Exercise details >> Below is a listing to write out in full, exactly as given, without its pictures.

Listing >>
%%

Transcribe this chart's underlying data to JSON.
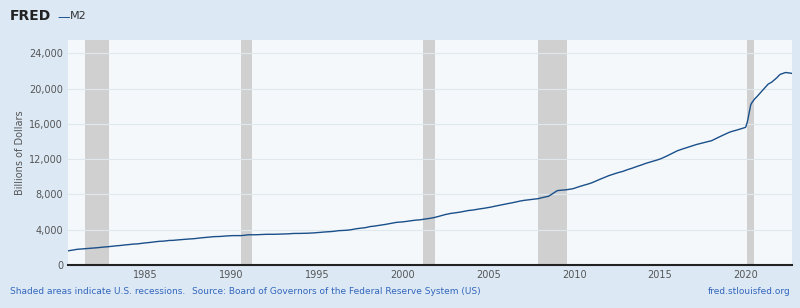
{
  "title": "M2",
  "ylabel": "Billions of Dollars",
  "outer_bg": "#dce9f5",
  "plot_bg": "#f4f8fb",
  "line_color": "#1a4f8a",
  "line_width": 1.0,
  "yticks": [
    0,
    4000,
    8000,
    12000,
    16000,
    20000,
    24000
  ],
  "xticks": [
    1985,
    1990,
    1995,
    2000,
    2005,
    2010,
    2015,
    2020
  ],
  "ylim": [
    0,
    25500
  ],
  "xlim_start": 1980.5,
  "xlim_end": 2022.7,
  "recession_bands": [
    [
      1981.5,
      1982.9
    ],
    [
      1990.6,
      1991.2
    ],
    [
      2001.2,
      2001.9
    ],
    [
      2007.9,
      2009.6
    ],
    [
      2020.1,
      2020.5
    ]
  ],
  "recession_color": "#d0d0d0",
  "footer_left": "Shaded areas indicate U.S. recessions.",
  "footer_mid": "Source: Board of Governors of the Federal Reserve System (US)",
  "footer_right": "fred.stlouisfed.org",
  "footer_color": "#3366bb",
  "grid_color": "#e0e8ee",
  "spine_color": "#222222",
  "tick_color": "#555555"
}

%%

Solution to this exercise >>
Transcribe this chart's underlying data to JSON.
{
  "title": "M2",
  "ylabel": "Billions of Dollars",
  "outer_bg": "#dce9f5",
  "plot_bg": "#f4f8fb",
  "line_color": "#1a4f8a",
  "line_width": 1.0,
  "yticks": [
    0,
    4000,
    8000,
    12000,
    16000,
    20000,
    24000
  ],
  "xticks": [
    1985,
    1990,
    1995,
    2000,
    2005,
    2010,
    2015,
    2020
  ],
  "ylim": [
    0,
    25500
  ],
  "xlim_start": 1980.5,
  "xlim_end": 2022.7,
  "recession_bands": [
    [
      1981.5,
      1982.9
    ],
    [
      1990.6,
      1991.2
    ],
    [
      2001.2,
      2001.9
    ],
    [
      2007.9,
      2009.6
    ],
    [
      2020.1,
      2020.5
    ]
  ],
  "recession_color": "#d0d0d0",
  "footer_left": "Shaded areas indicate U.S. recessions.",
  "footer_mid": "Source: Board of Governors of the Federal Reserve System (US)",
  "footer_right": "fred.stlouisfed.org",
  "footer_color": "#3366bb",
  "grid_color": "#e0e8ee",
  "spine_color": "#222222",
  "tick_color": "#555555"
}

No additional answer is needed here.